Instruction ▸
Check each line of the material below for "thermometer", then copy the ones that contain it.
= = =
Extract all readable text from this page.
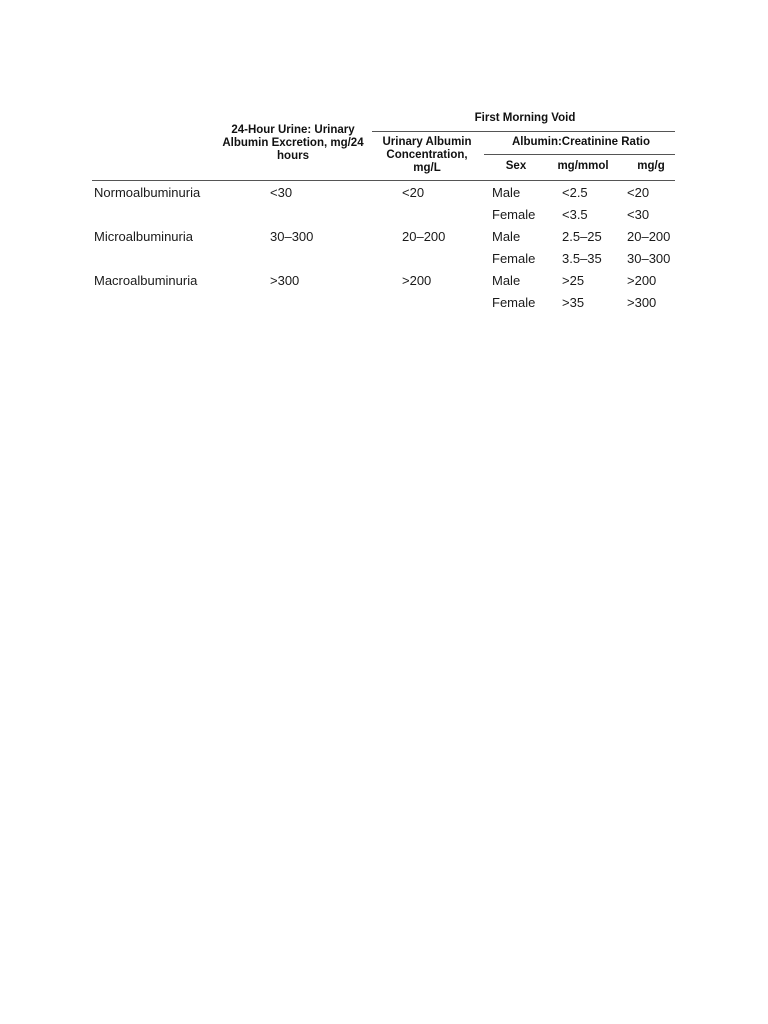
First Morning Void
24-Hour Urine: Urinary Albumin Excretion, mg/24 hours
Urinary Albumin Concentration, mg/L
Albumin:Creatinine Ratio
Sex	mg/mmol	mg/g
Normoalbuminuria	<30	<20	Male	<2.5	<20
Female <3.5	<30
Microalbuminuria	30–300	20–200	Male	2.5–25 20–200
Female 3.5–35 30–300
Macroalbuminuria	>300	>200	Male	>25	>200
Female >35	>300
= = =
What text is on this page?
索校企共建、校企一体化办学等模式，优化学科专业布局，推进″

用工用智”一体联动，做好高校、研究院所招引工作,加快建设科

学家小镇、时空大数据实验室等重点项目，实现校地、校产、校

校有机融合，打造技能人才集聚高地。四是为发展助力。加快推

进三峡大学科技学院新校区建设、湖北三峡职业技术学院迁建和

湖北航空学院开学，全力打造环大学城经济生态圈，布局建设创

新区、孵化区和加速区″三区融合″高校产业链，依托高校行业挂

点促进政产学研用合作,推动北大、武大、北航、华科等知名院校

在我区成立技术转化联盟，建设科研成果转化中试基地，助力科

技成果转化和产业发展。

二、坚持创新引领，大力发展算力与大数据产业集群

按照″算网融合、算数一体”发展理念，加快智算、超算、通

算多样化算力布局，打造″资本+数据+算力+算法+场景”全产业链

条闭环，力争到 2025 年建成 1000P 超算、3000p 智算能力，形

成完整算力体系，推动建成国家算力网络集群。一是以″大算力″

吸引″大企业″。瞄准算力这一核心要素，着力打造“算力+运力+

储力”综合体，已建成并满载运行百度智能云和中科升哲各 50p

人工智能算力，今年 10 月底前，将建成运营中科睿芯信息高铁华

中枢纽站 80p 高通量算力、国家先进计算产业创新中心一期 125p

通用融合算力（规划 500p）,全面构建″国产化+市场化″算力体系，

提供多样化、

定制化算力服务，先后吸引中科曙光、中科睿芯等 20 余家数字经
= = =
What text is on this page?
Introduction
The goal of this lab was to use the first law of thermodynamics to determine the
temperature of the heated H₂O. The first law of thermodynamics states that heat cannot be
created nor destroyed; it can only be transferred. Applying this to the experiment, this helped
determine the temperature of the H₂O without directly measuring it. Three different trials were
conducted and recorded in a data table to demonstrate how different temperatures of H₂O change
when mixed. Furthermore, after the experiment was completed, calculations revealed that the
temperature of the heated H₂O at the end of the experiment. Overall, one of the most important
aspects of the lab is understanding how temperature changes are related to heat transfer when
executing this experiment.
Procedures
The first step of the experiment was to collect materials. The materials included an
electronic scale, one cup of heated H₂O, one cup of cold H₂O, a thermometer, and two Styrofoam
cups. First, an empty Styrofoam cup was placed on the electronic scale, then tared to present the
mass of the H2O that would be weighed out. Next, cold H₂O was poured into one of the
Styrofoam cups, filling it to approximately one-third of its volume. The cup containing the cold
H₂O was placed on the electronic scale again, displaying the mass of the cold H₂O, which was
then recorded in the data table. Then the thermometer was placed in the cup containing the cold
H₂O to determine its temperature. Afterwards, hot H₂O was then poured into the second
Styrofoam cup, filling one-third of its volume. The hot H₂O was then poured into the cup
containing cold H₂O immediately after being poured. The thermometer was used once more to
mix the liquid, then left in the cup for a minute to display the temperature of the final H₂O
= = =
Solved problem ▸
electronic scale, one cup of heated H₂O, one cup of cold H₂O, a thermometer, and two Styrofoam
then recorded in the data table. Then the thermometer was placed in the cup containing the cold
containing cold H₂O immediately after being poured. The thermometer was used once more to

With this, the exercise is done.